Written task. Return all entries word for word, but drop any images.

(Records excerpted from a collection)
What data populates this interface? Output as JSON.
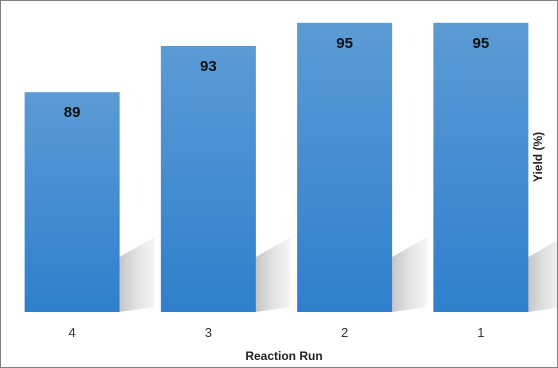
{
  "chart_data": {
    "type": "bar",
    "categories": [
      "4",
      "3",
      "2",
      "1"
    ],
    "values": [
      89,
      93,
      95,
      95
    ],
    "xlabel": "Reaction Run",
    "ylabel": "Yield (%)",
    "ylim": [
      0,
      100
    ],
    "grid": false,
    "legend": "none",
    "y_axis_side": "right",
    "colors": {
      "bar_top": "#5b9bd5",
      "bar_bottom": "#2f7fcd",
      "shadow": "#c8c8c8",
      "frame": "#7f7f7f"
    }
  }
}
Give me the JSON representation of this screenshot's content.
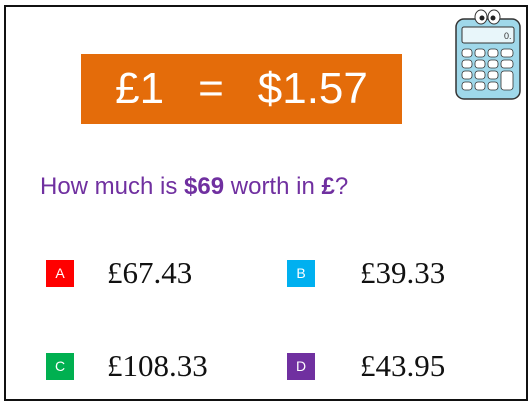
{
  "banner": {
    "left": "£1",
    "equals": "=",
    "right": "$1.57"
  },
  "question": {
    "parts": [
      "How much is ",
      "$69",
      " worth in ",
      "£",
      "?"
    ]
  },
  "options": [
    {
      "letter": "A",
      "answer": "£67.43"
    },
    {
      "letter": "B",
      "answer": "£39.33"
    },
    {
      "letter": "C",
      "answer": "£108.33"
    },
    {
      "letter": "D",
      "answer": "£43.95"
    }
  ]
}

Reply.
What data populates this interface? Output as JSON.
{
  "chart_data": {
    "type": "bar",
    "categories": [
      "4",
      "3",
      "2",
      "1"
    ],
    "values": [
      89,
      93,
      95,
      95
    ],
    "xlabel": "Reaction Run",
    "ylabel": "Yield (%)",
    "ylim": [
      0,
      100
    ],
    "grid": false,
    "legend": "none",
    "y_axis_side": "right",
    "colors": {
      "bar_top": "#5b9bd5",
      "bar_bottom": "#2f7fcd",
      "shadow": "#c8c8c8",
      "frame": "#7f7f7f"
    }
  }
}
Give me the JSON representation of this screenshot's content.
{
  "banner": {
    "left": "£1",
    "equals": "=",
    "right": "$1.57"
  },
  "question": {
    "parts": [
      "How much is ",
      "$69",
      " worth in ",
      "£",
      "?"
    ]
  },
  "options": [
    {
      "letter": "A",
      "answer": "£67.43"
    },
    {
      "letter": "B",
      "answer": "£39.33"
    },
    {
      "letter": "C",
      "answer": "£108.33"
    },
    {
      "letter": "D",
      "answer": "£43.95"
    }
  ]
}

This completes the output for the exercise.